Items listed in a dataset:
⟨

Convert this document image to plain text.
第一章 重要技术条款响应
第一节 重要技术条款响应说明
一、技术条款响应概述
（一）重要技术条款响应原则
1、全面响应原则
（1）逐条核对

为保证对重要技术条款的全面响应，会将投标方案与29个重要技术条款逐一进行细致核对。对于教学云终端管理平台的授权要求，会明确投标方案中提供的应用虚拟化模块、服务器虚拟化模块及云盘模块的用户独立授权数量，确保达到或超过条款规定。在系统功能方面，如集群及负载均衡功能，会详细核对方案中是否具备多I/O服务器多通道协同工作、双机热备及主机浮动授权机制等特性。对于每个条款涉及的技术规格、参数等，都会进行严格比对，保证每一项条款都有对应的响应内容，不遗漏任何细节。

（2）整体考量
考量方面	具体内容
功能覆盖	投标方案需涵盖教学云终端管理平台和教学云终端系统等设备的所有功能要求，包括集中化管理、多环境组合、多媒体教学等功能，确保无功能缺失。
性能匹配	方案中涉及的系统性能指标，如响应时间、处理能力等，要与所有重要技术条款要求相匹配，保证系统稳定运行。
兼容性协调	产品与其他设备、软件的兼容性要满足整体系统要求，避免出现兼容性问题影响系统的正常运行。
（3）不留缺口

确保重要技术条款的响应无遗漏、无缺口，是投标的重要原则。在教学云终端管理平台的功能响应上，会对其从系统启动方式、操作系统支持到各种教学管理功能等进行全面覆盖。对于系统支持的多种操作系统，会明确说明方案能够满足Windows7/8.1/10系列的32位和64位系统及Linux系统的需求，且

⟩

**WHAT YOU SHOULD DO**
Output the entries exactly.

**THE COMPLETED TASK**
Convert this document image to plain text.
第一章 重要技术条款响应
第一节 重要技术条款响应说明
一、技术条款响应概述
（一）重要技术条款响应原则
1、全面响应原则
（1）逐条核对

为保证对重要技术条款的全面响应，会将投标方案与29个重要技术条款逐一进行细致核对。对于教学云终端管理平台的授权要求，会明确投标方案中提供的应用虚拟化模块、服务器虚拟化模块及云盘模块的用户独立授权数量，确保达到或超过条款规定。在系统功能方面，如集群及负载均衡功能，会详细核对方案中是否具备多I/O服务器多通道协同工作、双机热备及主机浮动授权机制等特性。对于每个条款涉及的技术规格、参数等，都会进行严格比对，保证每一项条款都有对应的响应内容，不遗漏任何细节。

（2）整体考量
考量方面	具体内容
功能覆盖	投标方案需涵盖教学云终端管理平台和教学云终端系统等设备的所有功能要求，包括集中化管理、多环境组合、多媒体教学等功能，确保无功能缺失。
性能匹配	方案中涉及的系统性能指标，如响应时间、处理能力等，要与所有重要技术条款要求相匹配，保证系统稳定运行。
兼容性协调	产品与其他设备、软件的兼容性要满足整体系统要求，避免出现兼容性问题影响系统的正常运行。
（3）不留缺口

确保重要技术条款的响应无遗漏、无缺口，是投标的重要原则。在教学云终端管理平台的功能响应上，会对其从系统启动方式、操作系统支持到各种教学管理功能等进行全面覆盖。对于系统支持的多种操作系统，会明确说明方案能够满足Windows7/8.1/10系列的32位和64位系统及Linux系统的需求，且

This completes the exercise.